* [SHORT TASK]: Check each line of the material below for "about", then copy the ones that contain it.
+--
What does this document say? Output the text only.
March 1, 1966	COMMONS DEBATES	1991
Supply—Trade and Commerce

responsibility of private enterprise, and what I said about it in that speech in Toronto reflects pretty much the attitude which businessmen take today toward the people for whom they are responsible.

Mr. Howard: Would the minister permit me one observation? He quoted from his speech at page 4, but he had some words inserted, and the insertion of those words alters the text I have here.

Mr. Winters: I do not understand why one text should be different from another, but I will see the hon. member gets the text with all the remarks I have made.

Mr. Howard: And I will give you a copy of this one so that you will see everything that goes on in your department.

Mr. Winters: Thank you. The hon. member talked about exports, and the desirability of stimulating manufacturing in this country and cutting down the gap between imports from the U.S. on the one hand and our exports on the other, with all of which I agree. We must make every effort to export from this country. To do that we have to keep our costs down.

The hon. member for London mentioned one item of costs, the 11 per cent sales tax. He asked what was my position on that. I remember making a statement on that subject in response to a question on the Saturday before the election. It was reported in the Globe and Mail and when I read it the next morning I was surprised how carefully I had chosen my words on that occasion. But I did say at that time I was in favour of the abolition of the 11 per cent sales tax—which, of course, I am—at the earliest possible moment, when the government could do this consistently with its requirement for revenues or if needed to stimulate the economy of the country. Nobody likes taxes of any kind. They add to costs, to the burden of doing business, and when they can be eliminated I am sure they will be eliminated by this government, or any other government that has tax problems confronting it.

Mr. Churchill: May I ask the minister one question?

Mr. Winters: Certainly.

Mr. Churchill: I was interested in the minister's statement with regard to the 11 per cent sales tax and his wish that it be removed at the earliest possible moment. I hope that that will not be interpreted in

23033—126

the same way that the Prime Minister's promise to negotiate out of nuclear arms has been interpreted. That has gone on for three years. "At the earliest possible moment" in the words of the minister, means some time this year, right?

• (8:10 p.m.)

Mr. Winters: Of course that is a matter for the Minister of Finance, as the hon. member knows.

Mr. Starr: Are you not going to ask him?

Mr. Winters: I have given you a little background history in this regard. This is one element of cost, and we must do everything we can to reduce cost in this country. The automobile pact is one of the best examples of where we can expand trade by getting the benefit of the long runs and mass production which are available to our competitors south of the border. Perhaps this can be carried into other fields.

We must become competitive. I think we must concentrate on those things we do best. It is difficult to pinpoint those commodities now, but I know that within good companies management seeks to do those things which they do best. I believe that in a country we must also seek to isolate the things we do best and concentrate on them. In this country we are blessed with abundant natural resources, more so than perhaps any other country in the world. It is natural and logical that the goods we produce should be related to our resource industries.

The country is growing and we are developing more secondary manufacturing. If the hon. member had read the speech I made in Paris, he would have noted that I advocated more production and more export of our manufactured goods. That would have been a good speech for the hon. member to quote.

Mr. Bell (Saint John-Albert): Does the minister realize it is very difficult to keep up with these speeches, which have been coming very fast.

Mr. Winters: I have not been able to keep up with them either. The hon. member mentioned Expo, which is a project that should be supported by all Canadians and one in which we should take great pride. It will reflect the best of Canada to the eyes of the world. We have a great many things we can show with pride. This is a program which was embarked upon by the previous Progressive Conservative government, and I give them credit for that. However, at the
+--
* [EXERCISE ANSWER]:
responsibility of private enterprise, and what I said about it in that speech in Toronto reflects pretty much the attitude which businessmen take today toward the people for whom they are responsible.
Mr. Winters: Thank you. The hon. member talked about exports, and the desirability of stimulating manufacturing in this country and cutting down the gap between imports from the U.S. on the one hand and our exports on the other, with all of which I agree. We must make every effort to export from this country. To do that we have to keep our costs down.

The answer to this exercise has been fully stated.